**Work to do:** Give the material again in full, matching it exactly.

###

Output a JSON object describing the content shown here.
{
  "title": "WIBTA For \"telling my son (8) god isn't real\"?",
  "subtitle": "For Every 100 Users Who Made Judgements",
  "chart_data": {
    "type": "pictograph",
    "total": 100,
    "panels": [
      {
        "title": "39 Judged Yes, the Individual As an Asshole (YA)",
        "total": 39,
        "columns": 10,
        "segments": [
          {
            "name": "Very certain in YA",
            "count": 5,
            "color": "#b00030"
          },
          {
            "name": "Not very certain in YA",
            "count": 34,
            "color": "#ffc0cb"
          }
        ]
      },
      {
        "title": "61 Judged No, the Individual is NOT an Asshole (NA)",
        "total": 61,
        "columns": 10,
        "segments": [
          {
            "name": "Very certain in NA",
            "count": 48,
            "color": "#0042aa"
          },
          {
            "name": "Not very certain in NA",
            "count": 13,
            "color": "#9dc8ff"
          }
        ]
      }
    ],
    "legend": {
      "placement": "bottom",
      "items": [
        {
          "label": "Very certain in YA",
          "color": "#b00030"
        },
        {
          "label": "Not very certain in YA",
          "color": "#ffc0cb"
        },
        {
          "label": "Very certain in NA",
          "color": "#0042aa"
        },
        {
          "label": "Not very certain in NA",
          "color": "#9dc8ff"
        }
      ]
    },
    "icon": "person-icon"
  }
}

###

**The completed task:**
Output a JSON object describing the content shown here.
{
  "title": "WIBTA For \"telling my son (8) god isn't real\"?",
  "subtitle": "For Every 100 Users Who Made Judgements",
  "chart_data": {
    "type": "pictograph",
    "total": 100,
    "panels": [
      {
        "title": "39 Judged Yes, the Individual As an Asshole (YA)",
        "total": 39,
        "columns": 10,
        "segments": [
          {
            "name": "Very certain in YA",
            "count": 5,
            "color": "#b00030"
          },
          {
            "name": "Not very certain in YA",
            "count": 34,
            "color": "#ffc0cb"
          }
        ]
      },
      {
        "title": "61 Judged No, the Individual is NOT an Asshole (NA)",
        "total": 61,
        "columns": 10,
        "segments": [
          {
            "name": "Very certain in NA",
            "count": 48,
            "color": "#0042aa"
          },
          {
            "name": "Not very certain in NA",
            "count": 13,
            "color": "#9dc8ff"
          }
        ]
      }
    ],
    "legend": {
      "placement": "bottom",
      "items": [
        {
          "label": "Very certain in YA",
          "color": "#b00030"
        },
        {
          "label": "Not very certain in YA",
          "color": "#ffc0cb"
        },
        {
          "label": "Very certain in NA",
          "color": "#0042aa"
        },
        {
          "label": "Not very certain in NA",
          "color": "#9dc8ff"
        }
      ]
    },
    "icon": "person-icon"
  }
}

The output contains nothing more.